A run of records:
** start **

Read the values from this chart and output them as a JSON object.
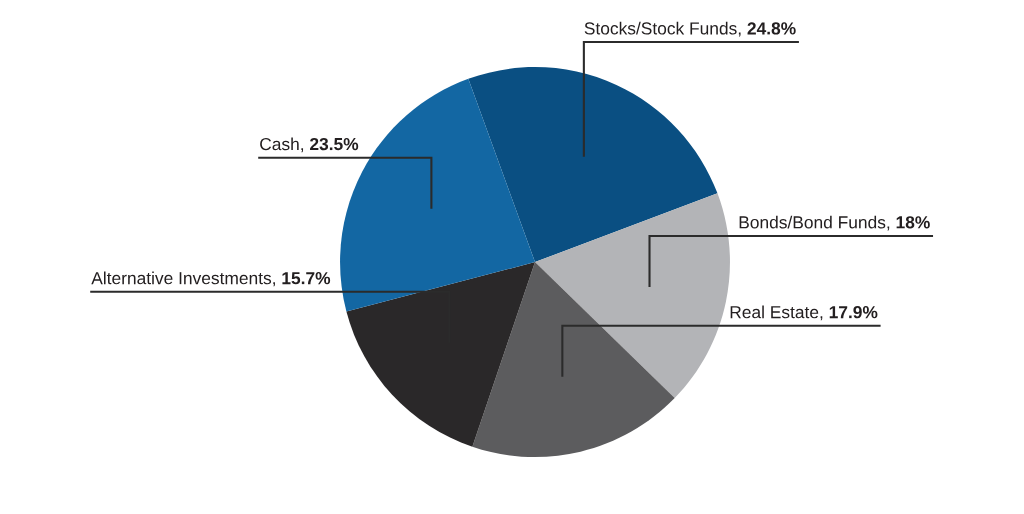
{
  "chart_data": {
    "type": "pie",
    "categories": [
      "Stocks/Stock Funds",
      "Bonds/Bond Funds",
      "Real Estate",
      "Alternative Investments",
      "Cash"
    ],
    "values": [
      24.8,
      18,
      17.9,
      15.7,
      23.5
    ],
    "colors": [
      "#0a4f82",
      "#b3b4b7",
      "#5c5c5e",
      "#2a2829",
      "#1367a3"
    ],
    "value_labels": [
      "24.8%",
      "18%",
      "17.9%",
      "15.7%",
      "23.5%"
    ]
  }
}
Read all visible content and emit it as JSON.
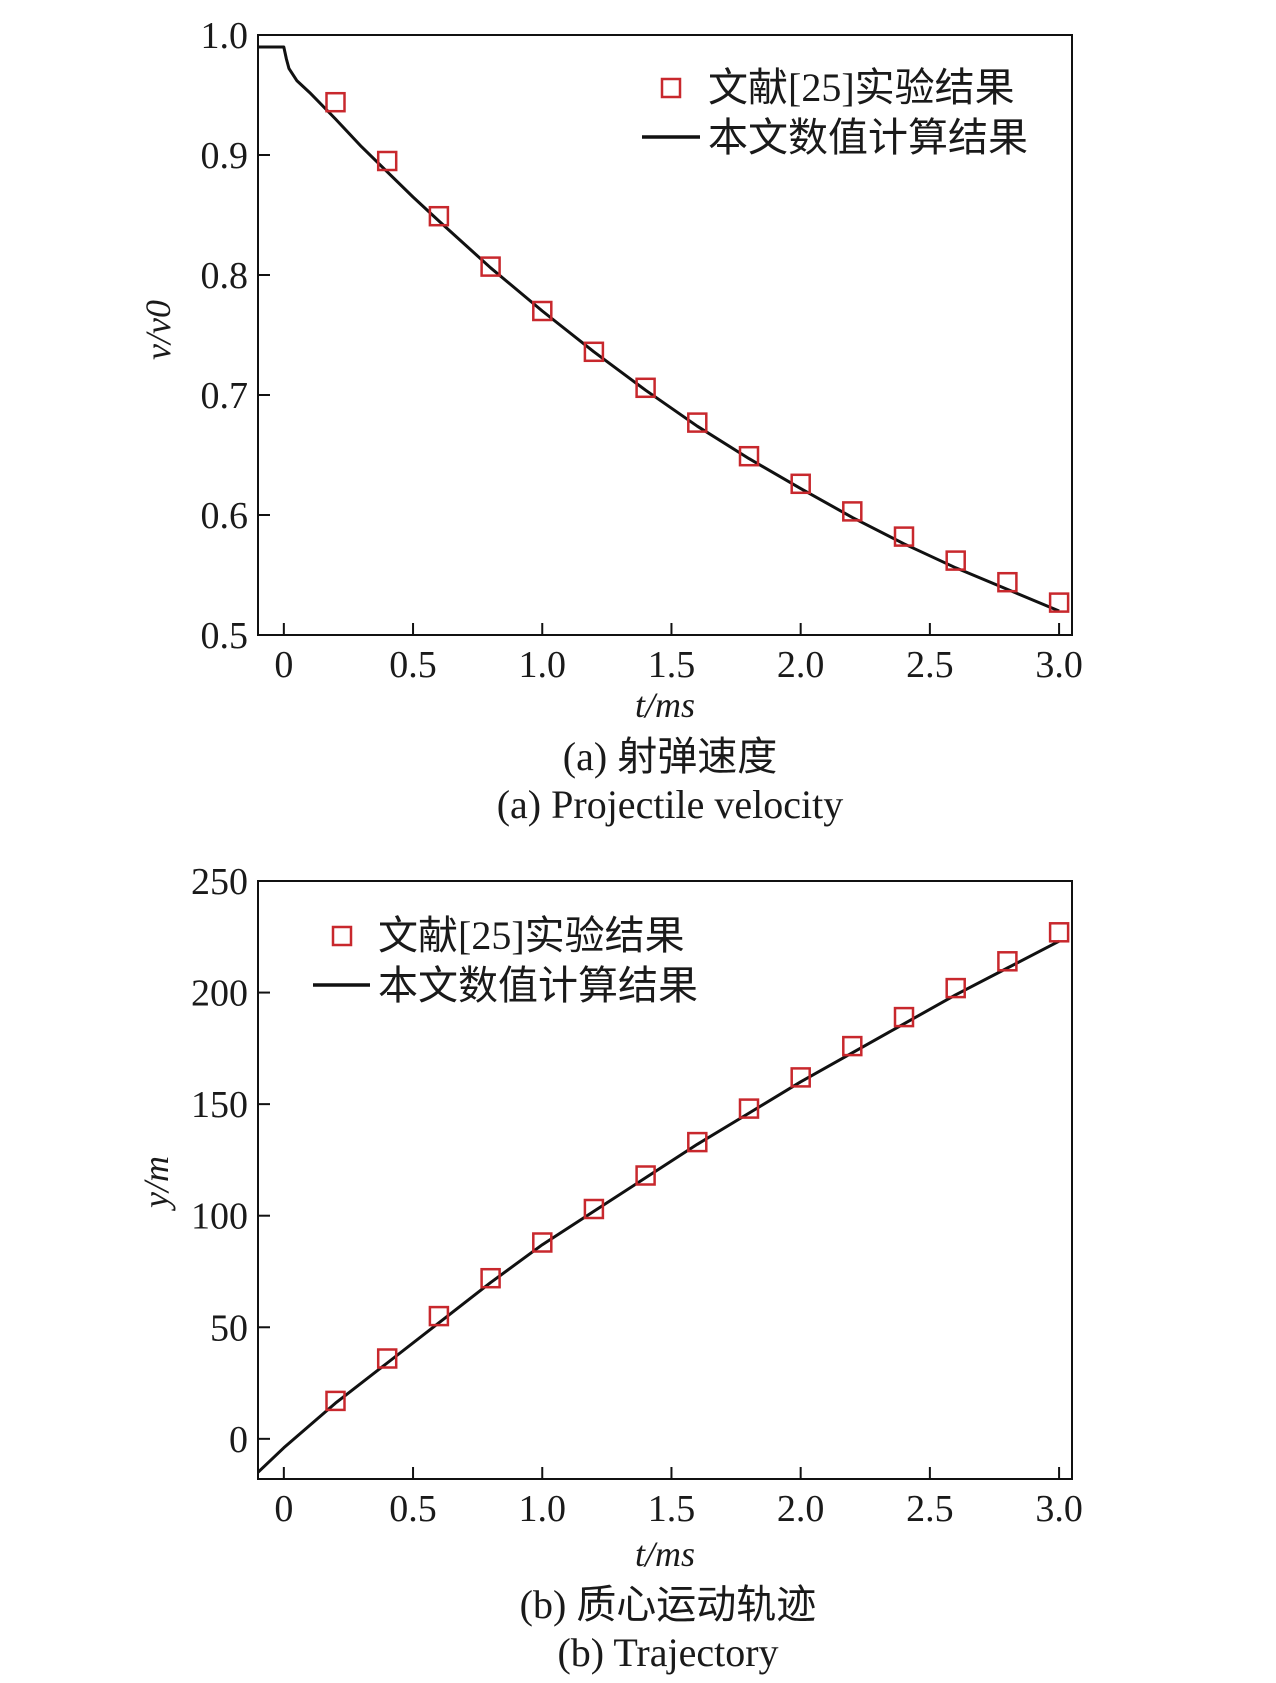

** end **

To be done → Reproduce the material word for word. Any pictures should be left out of the copy.

Response to this task →
Read the values from this chart and output them as a JSON object.
{
  "chart_data": {
    "type": "pie",
    "categories": [
      "Stocks/Stock Funds",
      "Bonds/Bond Funds",
      "Real Estate",
      "Alternative Investments",
      "Cash"
    ],
    "values": [
      24.8,
      18,
      17.9,
      15.7,
      23.5
    ],
    "colors": [
      "#0a4f82",
      "#b3b4b7",
      "#5c5c5e",
      "#2a2829",
      "#1367a3"
    ],
    "value_labels": [
      "24.8%",
      "18%",
      "17.9%",
      "15.7%",
      "23.5%"
    ]
  }
}
Read all visible content and emit it as JSON.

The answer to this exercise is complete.